STATED GOAL:
Scan the records for the word "nutritional". Copy each line that includes it.
##### DATA SHOWN #####
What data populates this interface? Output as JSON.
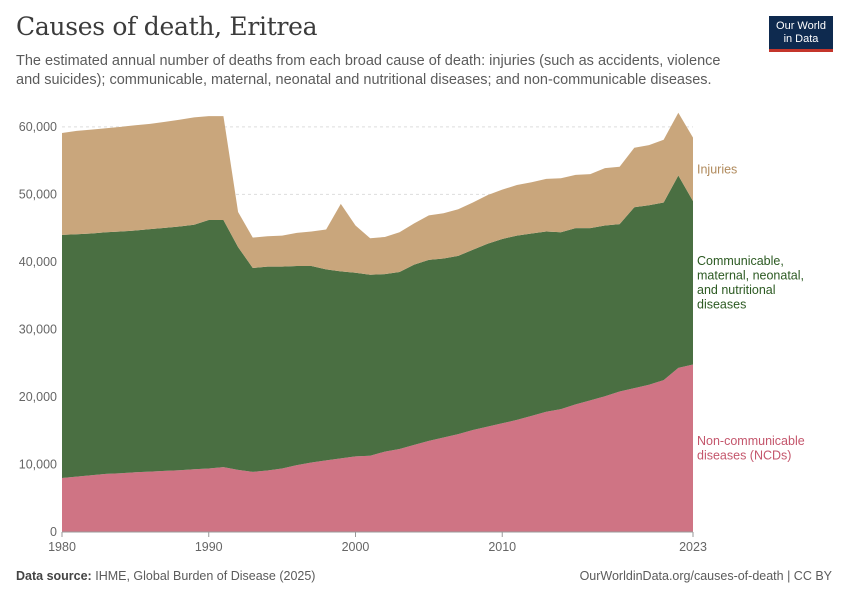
{
  "header": {
    "title": "Causes of death, Eritrea",
    "subtitle": "The estimated annual number of deaths from each broad cause of death: injuries (such as accidents, violence and suicides); communicable, maternal, neonatal and nutritional diseases; and non-communicable diseases.",
    "logo_line1": "Our World",
    "logo_line2": "in Data"
  },
  "footer": {
    "source_label": "Data source:",
    "source_text": "IHME, Global Burden of Disease (2025)",
    "url": "OurWorldinData.org/causes-of-death | CC BY"
  },
  "chart_data": {
    "type": "area",
    "stacked": true,
    "x": [
      1980,
      1981,
      1982,
      1983,
      1984,
      1985,
      1986,
      1987,
      1988,
      1989,
      1990,
      1991,
      1992,
      1993,
      1994,
      1995,
      1996,
      1997,
      1998,
      1999,
      2000,
      2001,
      2002,
      2003,
      2004,
      2005,
      2006,
      2007,
      2008,
      2009,
      2010,
      2011,
      2012,
      2013,
      2014,
      2015,
      2016,
      2017,
      2018,
      2019,
      2020,
      2021,
      2022,
      2023
    ],
    "series": [
      {
        "name": "Non-communicable diseases (NCDs)",
        "label_lines": [
          "Non-communicable",
          "diseases (NCDs)"
        ],
        "color": "#cf7484",
        "label_color": "#c4566c",
        "values": [
          8000,
          8200,
          8400,
          8600,
          8700,
          8850,
          8950,
          9050,
          9150,
          9300,
          9400,
          9600,
          9200,
          8900,
          9100,
          9400,
          9900,
          10300,
          10600,
          10900,
          11200,
          11300,
          11900,
          12300,
          12900,
          13500,
          14000,
          14500,
          15100,
          15600,
          16100,
          16600,
          17200,
          17800,
          18200,
          18900,
          19500,
          20100,
          20800,
          21300,
          21800,
          22500,
          24300,
          24800
        ]
      },
      {
        "name": "Communicable, maternal, neonatal, and nutritional diseases",
        "label_lines": [
          "Communicable,",
          "maternal, neonatal,",
          "and nutritional",
          "diseases"
        ],
        "color": "#4a6f42",
        "label_color": "#2c5a22",
        "values": [
          36000,
          35900,
          35800,
          35800,
          35800,
          35800,
          35900,
          36000,
          36100,
          36200,
          36800,
          36600,
          33000,
          30200,
          30200,
          29900,
          29500,
          29100,
          28300,
          27700,
          27200,
          26800,
          26300,
          26200,
          26700,
          26800,
          26500,
          26400,
          26700,
          27100,
          27300,
          27300,
          27000,
          26700,
          26200,
          26100,
          25500,
          25300,
          24800,
          26800,
          26600,
          26300,
          28500,
          24200
        ]
      },
      {
        "name": "Injuries",
        "label_lines": [
          "Injuries"
        ],
        "color": "#c9a67c",
        "label_color": "#b08a5c",
        "values": [
          15100,
          15300,
          15400,
          15400,
          15500,
          15600,
          15600,
          15700,
          15800,
          15900,
          15400,
          15400,
          5200,
          4500,
          4500,
          4600,
          4900,
          5100,
          5900,
          10000,
          7000,
          5400,
          5500,
          5900,
          6100,
          6600,
          6700,
          6900,
          7000,
          7200,
          7300,
          7500,
          7600,
          7800,
          8000,
          7900,
          8000,
          8500,
          8500,
          8800,
          8900,
          9300,
          9300,
          9400
        ]
      }
    ],
    "ylim": [
      0,
      62500
    ],
    "y_ticks": [
      "0",
      "10,000",
      "20,000",
      "30,000",
      "40,000",
      "50,000",
      "60,000"
    ],
    "y_tick_values": [
      0,
      10000,
      20000,
      30000,
      40000,
      50000,
      60000
    ],
    "x_ticks": [
      "1980",
      "1990",
      "2000",
      "2010",
      "2023"
    ],
    "x_tick_values": [
      1980,
      1990,
      2000,
      2010,
      2023
    ],
    "xlabel": "",
    "ylabel": "",
    "grid": true,
    "legend": "right"
  }
}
#####
WRITTEN SOLUTION:
    "subtitle": "The estimated annual number of deaths from each broad cause of death: injuries (such as accidents, violence and suicides); communicable, maternal, neonatal and nutritional diseases; and non-communicable diseases.",
        "name": "Communicable, maternal, neonatal, and nutritional diseases",
          "and nutritional",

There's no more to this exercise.